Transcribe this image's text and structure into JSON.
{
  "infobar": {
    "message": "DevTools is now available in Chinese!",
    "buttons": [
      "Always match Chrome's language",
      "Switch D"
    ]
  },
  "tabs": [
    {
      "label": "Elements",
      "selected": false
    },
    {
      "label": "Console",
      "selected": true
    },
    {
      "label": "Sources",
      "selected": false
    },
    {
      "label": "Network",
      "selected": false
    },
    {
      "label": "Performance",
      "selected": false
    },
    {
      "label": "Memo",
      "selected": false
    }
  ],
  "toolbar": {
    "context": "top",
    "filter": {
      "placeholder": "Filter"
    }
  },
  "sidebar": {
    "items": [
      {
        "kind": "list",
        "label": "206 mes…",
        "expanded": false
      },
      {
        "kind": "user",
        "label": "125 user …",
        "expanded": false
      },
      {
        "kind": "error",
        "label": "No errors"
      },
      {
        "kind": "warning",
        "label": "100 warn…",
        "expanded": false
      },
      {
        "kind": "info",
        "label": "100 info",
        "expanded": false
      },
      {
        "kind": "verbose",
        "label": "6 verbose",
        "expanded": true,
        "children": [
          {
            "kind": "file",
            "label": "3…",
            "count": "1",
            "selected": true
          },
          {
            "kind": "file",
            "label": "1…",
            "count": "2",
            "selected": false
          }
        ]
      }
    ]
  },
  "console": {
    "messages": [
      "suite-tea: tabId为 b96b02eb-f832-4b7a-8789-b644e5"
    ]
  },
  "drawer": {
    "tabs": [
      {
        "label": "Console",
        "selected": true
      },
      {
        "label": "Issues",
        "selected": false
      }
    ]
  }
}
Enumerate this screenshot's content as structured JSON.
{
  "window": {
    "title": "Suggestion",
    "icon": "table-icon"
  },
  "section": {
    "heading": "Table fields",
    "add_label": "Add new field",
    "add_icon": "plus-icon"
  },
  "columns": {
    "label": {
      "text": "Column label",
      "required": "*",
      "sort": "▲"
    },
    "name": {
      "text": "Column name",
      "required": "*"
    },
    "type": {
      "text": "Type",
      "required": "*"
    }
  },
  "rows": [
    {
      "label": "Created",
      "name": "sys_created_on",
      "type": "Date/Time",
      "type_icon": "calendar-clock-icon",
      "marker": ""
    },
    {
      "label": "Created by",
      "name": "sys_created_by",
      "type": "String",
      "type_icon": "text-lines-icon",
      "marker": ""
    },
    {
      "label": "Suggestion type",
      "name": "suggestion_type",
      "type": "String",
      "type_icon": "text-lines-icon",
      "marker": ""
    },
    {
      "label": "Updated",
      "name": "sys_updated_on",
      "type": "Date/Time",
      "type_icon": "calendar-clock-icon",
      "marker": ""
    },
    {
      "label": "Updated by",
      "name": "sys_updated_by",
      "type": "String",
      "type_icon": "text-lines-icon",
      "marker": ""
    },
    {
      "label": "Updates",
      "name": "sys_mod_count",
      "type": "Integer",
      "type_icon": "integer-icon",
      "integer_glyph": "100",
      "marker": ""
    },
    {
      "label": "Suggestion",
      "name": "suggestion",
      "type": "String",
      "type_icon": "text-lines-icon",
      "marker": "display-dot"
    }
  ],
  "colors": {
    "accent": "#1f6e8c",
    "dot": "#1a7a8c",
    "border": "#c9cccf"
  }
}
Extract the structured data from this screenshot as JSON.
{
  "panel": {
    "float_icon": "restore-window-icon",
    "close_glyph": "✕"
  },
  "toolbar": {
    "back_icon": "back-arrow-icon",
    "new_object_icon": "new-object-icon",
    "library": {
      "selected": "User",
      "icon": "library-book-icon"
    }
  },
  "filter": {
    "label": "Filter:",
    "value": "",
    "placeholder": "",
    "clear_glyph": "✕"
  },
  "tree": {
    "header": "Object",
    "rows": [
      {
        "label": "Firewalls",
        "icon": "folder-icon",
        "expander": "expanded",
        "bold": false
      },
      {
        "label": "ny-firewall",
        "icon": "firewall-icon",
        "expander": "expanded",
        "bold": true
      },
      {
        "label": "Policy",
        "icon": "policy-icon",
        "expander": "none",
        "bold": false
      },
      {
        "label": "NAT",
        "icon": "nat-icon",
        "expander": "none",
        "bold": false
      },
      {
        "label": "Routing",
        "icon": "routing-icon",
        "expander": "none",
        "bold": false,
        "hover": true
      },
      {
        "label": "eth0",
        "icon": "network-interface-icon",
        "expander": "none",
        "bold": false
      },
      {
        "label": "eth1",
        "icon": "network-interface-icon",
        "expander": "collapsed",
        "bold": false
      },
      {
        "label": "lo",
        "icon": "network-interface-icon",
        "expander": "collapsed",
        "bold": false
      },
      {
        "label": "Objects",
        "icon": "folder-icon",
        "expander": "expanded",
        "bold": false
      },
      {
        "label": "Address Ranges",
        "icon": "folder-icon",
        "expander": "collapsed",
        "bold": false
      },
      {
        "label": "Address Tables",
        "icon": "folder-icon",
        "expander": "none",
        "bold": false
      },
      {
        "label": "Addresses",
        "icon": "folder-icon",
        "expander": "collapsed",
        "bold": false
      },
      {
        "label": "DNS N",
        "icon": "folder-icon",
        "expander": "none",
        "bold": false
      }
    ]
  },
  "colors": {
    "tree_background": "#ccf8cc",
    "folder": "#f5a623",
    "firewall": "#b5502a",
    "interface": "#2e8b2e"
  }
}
------------------------------------------------
*GIVEN INSTRUCTION*: Using the listing above, pull out all lines that hold the word "kind".

*FINISHED TASK*:
        "kind": "list",
        "kind": "user",
        "kind": "error",
        "kind": "warning",
        "kind": "info",
        "kind": "verbose",
            "kind": "file",
            "kind": "file",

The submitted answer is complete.